**Passage for review:**
::::::

Thursday, July 17, 2008

"Miracles" from God in the Dock by C.S. Lewis

Just a sample from my daily dose of Truth from my man, Clive Staple Lewis. He writes about the nature of miracles here. For those of you who are too lazy to read this excerpt from an excerpt, just read the parts in in red.

Lewis struck me as the most throughly converted man I ever met. Christianity was never for him a seperate department of life...His whole vision of life was such that the natural ant the supernatural seemed inseparably combined.
-Walter Hooper

"...We must not say 'They believed in miracles because they did not know the Laws of Nature.' This is non-sense. When St. Joseph discovered that his bride was pregnant, he was 'minded to put her away.' [Matthew 1:19] He knew enough biology for that. Otherwise, of course he would have not regarded pregnancy as proof of infidelity. When he accepted the Christian explanation, he regarded it as a miracles precisely because he knew enough of the Laws of Nature to know that this was a suspension of them. When the disciples saw Christ walking on the water they were frightened [Matthew 14:26, Mark 5:49, John 6:19]: they would not have been frightened unless they had known the Laws of Nature and known that this was an exception. If a man had no conception of a regular order in Nature, then of course he could not notice departures from that order: just as a dunce who does not understand the normal meter of a poem is also unconscious of the poet's variations from it. Nothing is wonderful except the abnormal and nothing is abnormal until we have grasped the norm. Complete ignorance of the Laws of Nature would preclude the perception of the miraculous just as rigidly as complete disbelief in the supernatural precludes it, perhaps even more so. For while the materialist would have at least to explain miracles away, the man wholly ignorant of Nature would simply not notice them.
The experience of a miracle in fact requires two conditions. First we must believe in a normal stability of Nature, which means we must recognize that the data offered by our senses recur in regular patterns. Secondly, we must believe in some reality beyond nature. When both beliefs are held, and not till then, we can approach with an open mind the various reports which claim that this super- or extra-natural reality has some times invaded and disturbed the sensuous context of space and time which makes our "natural" world. The belief in such a supernatural reality itself can neither be proved nor disproved by experience. The arguments for its existence are metaphysical, and to me conclusive. They turn on the fact that even to think and act in the natural world we have to assume something. In order to think we mus claim for our own reasoning a validity which is not credible if our own thought is merely a function of our brain, and our brains a by-product of irrational physical processes. In order to act, above the level of mere impulse, we must claim a similar validity for our judgments of good and evil. In both cases we get the same disquieting result. The concept of Nature itself is one we have reached only tacitly by claiming a sort of super-natural status for ourselves."

::::::

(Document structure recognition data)
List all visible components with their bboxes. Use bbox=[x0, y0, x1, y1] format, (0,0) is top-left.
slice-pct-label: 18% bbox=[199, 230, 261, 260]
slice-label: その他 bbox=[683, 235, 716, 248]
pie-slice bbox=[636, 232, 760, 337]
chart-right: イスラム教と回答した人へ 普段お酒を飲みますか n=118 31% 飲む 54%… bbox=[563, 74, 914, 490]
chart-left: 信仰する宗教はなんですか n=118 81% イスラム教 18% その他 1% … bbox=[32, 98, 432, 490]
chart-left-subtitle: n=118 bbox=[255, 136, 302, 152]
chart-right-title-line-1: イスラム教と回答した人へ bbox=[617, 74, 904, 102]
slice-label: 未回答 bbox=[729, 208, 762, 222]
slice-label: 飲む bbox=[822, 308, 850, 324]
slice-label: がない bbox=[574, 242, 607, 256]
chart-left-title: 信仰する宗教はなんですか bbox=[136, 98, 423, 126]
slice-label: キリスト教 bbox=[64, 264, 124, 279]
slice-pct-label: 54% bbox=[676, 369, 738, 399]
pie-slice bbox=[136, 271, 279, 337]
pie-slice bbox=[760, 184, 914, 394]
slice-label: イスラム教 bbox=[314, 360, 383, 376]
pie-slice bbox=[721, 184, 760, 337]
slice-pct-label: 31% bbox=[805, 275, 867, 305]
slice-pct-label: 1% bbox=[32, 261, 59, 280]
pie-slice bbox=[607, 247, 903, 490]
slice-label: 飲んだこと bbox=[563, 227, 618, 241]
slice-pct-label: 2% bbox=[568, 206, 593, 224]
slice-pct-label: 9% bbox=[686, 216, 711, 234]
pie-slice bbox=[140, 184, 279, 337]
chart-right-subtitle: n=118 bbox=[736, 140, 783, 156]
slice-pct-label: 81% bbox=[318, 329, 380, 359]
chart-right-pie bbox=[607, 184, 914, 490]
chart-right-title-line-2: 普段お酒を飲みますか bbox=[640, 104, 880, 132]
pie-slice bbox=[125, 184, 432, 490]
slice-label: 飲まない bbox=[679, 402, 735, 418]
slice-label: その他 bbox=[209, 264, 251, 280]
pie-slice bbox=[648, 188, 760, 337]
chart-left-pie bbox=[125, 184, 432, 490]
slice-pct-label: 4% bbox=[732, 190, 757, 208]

::::::

**Apply what you read:**
1. According to the blog post on miracles, what two conditions does the experience of a miracle require?
2. Write down every Bible reference cited in square brackets in the blog post on miracles.
3. Carry the blog post on miracles forward from the point where it ends.

**Results for each task:**
1. First, belief in a normal stability of Nature, and second, belief in some reality beyond nature.

2. Matthew 1:19, Matthew 14:26, Mark 5:49, John 6:19

3.
"In the second place, many people confuse the Laws of Nature with the laws of thought and imagine that their reversal or suspension would be contradicting in terms-as if the resurrection of the dead were the same sort of thing as two and two making five...The miracles in fact are a retelling in small letters of the very same story which is written across the whole world in large letters too large for some of us to see. Of that larger script part is already visible, part is still unsolved. In other words, some of the miracles do locally what God has already done universally: other do locally what He has not yet done, but will do. In that sense, and from our human point of view, some are reminders and other prophecies.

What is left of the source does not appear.